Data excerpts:
Begin
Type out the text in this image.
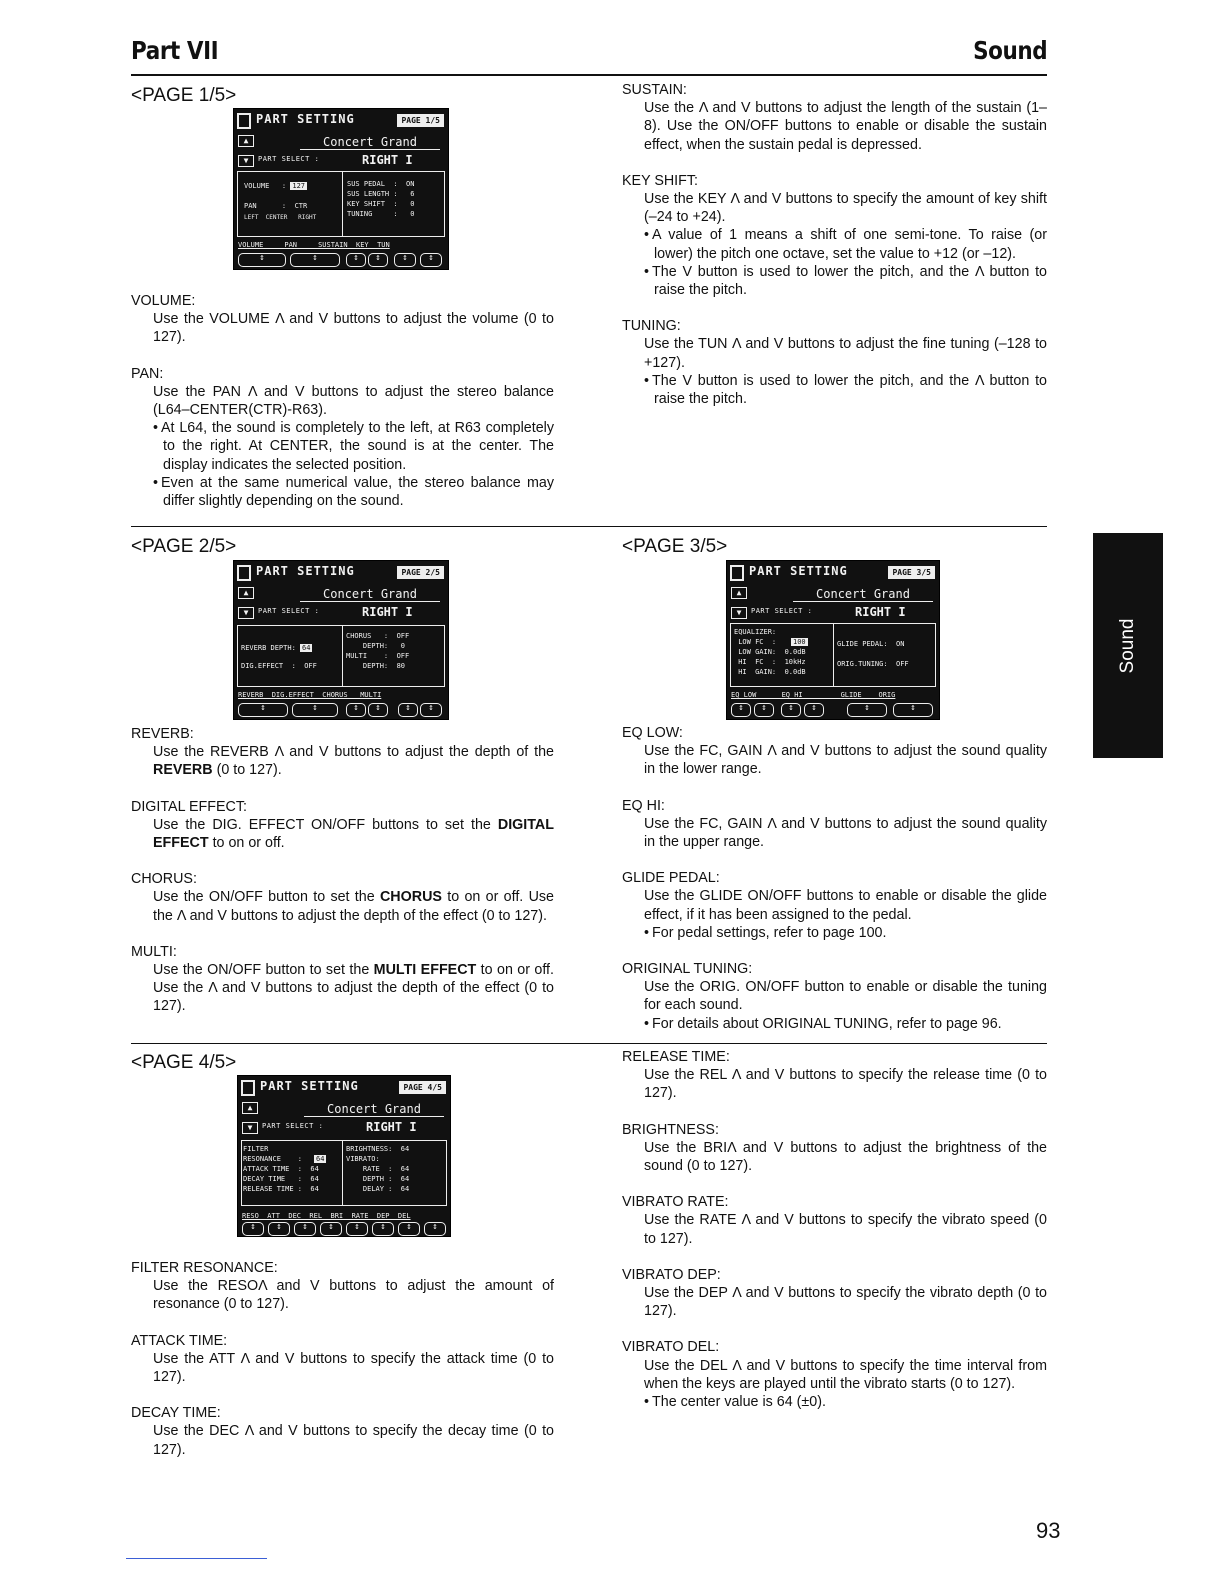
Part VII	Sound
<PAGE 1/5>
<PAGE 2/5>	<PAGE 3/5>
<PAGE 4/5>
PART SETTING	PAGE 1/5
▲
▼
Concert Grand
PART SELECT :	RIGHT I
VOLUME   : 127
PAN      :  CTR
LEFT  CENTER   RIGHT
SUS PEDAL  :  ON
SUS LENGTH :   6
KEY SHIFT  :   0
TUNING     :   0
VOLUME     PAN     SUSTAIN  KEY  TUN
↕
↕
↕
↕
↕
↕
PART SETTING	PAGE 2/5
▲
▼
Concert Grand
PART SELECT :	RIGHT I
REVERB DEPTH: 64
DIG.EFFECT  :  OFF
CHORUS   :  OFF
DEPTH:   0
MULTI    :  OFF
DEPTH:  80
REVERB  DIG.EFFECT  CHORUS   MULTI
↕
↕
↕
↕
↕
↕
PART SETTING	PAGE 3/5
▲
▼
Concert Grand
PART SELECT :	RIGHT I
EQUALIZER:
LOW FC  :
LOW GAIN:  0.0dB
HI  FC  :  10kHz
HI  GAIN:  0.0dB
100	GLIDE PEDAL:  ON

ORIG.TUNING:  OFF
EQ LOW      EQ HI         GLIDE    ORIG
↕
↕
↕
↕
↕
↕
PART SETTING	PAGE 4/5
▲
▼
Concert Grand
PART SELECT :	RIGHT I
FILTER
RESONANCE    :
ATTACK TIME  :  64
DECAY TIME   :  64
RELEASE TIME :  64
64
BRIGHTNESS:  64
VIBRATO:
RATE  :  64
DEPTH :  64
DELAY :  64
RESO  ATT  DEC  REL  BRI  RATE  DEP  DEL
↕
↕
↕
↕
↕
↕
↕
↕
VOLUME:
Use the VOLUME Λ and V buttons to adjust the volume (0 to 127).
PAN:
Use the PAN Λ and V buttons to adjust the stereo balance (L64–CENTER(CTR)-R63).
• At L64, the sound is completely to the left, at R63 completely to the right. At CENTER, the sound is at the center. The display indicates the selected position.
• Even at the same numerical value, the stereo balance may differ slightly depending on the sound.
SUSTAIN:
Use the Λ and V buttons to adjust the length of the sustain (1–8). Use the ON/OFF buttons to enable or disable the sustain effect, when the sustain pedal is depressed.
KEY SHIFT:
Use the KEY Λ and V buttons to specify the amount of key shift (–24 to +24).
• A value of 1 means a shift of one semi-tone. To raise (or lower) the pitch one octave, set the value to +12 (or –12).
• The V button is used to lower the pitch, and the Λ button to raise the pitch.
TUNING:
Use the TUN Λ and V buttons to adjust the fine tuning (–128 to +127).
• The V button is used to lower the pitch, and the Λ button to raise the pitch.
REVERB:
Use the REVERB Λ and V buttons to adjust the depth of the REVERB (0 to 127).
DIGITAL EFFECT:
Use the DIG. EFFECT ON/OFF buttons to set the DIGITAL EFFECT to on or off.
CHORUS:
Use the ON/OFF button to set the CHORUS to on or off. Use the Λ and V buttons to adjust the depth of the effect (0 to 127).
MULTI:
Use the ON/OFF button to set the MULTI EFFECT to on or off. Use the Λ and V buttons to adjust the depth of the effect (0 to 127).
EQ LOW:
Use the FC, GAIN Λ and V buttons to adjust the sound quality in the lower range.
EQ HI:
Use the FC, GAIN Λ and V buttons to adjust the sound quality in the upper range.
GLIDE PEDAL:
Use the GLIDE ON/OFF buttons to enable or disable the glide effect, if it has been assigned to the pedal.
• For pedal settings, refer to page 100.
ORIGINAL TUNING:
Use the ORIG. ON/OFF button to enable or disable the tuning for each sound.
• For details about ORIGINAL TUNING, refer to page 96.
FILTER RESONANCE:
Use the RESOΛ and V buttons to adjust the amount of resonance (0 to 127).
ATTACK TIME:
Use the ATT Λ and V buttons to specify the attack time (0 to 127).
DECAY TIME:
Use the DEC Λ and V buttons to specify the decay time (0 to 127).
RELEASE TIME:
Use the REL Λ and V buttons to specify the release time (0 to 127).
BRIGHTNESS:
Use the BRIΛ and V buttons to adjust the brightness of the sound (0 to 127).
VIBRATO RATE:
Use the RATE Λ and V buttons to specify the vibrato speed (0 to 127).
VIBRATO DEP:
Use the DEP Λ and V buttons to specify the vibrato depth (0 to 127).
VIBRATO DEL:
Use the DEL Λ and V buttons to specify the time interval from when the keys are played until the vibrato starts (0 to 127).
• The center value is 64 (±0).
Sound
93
End
Task description :: Omit the pictures and output all of the other material exactly.

Task output ::
Type out the text in this image.
Part VII	Sound
<PAGE 1/5>
<PAGE 2/5>	<PAGE 3/5>
<PAGE 4/5>
PART SETTING	PAGE 1/5
▲
▼
Concert Grand
PART SELECT :	RIGHT I
VOLUME   : 127
PAN      :  CTR
LEFT  CENTER   RIGHT
SUS PEDAL  :  ON
SUS LENGTH :   6
KEY SHIFT  :   0
TUNING     :   0
VOLUME     PAN     SUSTAIN  KEY  TUN
↕
↕
↕
↕
↕
↕
PART SETTING	PAGE 2/5
▲
▼
Concert Grand
PART SELECT :	RIGHT I
REVERB DEPTH: 64
DIG.EFFECT  :  OFF
CHORUS   :  OFF
DEPTH:   0
MULTI    :  OFF
DEPTH:  80
REVERB  DIG.EFFECT  CHORUS   MULTI
↕
↕
↕
↕
↕
↕
PART SETTING	PAGE 3/5
▲
▼
Concert Grand
PART SELECT :	RIGHT I
EQUALIZER:
LOW FC  :
LOW GAIN:  0.0dB
HI  FC  :  10kHz
HI  GAIN:  0.0dB
100	GLIDE PEDAL:  ON

ORIG.TUNING:  OFF
EQ LOW      EQ HI         GLIDE    ORIG
↕
↕
↕
↕
↕
↕
PART SETTING	PAGE 4/5
▲
▼
Concert Grand
PART SELECT :	RIGHT I
FILTER
RESONANCE    :
ATTACK TIME  :  64
DECAY TIME   :  64
RELEASE TIME :  64
64
BRIGHTNESS:  64
VIBRATO:
RATE  :  64
DEPTH :  64
DELAY :  64
RESO  ATT  DEC  REL  BRI  RATE  DEP  DEL
↕
↕
↕
↕
↕
↕
↕
↕
VOLUME:
Use the VOLUME Λ and V buttons to adjust the volume (0 to 127).
PAN:
Use the PAN Λ and V buttons to adjust the stereo balance (L64–CENTER(CTR)-R63).
• At L64, the sound is completely to the left, at R63 completely to the right. At CENTER, the sound is at the center. The display indicates the selected position.
• Even at the same numerical value, the stereo balance may differ slightly depending on the sound.
SUSTAIN:
Use the Λ and V buttons to adjust the length of the sustain (1–8). Use the ON/OFF buttons to enable or disable the sustain effect, when the sustain pedal is depressed.
KEY SHIFT:
Use the KEY Λ and V buttons to specify the amount of key shift (–24 to +24).
• A value of 1 means a shift of one semi-tone. To raise (or lower) the pitch one octave, set the value to +12 (or –12).
• The V button is used to lower the pitch, and the Λ button to raise the pitch.
TUNING:
Use the TUN Λ and V buttons to adjust the fine tuning (–128 to +127).
• The V button is used to lower the pitch, and the Λ button to raise the pitch.
REVERB:
Use the REVERB Λ and V buttons to adjust the depth of the REVERB (0 to 127).
DIGITAL EFFECT:
Use the DIG. EFFECT ON/OFF buttons to set the DIGITAL EFFECT to on or off.
CHORUS:
Use the ON/OFF button to set the CHORUS to on or off. Use the Λ and V buttons to adjust the depth of the effect (0 to 127).
MULTI:
Use the ON/OFF button to set the MULTI EFFECT to on or off. Use the Λ and V buttons to adjust the depth of the effect (0 to 127).
EQ LOW:
Use the FC, GAIN Λ and V buttons to adjust the sound quality in the lower range.
EQ HI:
Use the FC, GAIN Λ and V buttons to adjust the sound quality in the upper range.
GLIDE PEDAL:
Use the GLIDE ON/OFF buttons to enable or disable the glide effect, if it has been assigned to the pedal.
• For pedal settings, refer to page 100.
ORIGINAL TUNING:
Use the ORIG. ON/OFF button to enable or disable the tuning for each sound.
• For details about ORIGINAL TUNING, refer to page 96.
FILTER RESONANCE:
Use the RESOΛ and V buttons to adjust the amount of resonance (0 to 127).
ATTACK TIME:
Use the ATT Λ and V buttons to specify the attack time (0 to 127).
DECAY TIME:
Use the DEC Λ and V buttons to specify the decay time (0 to 127).
RELEASE TIME:
Use the REL Λ and V buttons to specify the release time (0 to 127).
BRIGHTNESS:
Use the BRIΛ and V buttons to adjust the brightness of the sound (0 to 127).
VIBRATO RATE:
Use the RATE Λ and V buttons to specify the vibrato speed (0 to 127).
VIBRATO DEP:
Use the DEP Λ and V buttons to specify the vibrato depth (0 to 127).
VIBRATO DEL:
Use the DEL Λ and V buttons to specify the time interval from when the keys are played until the vibrato starts (0 to 127).
• The center value is 64 (±0).
Sound
93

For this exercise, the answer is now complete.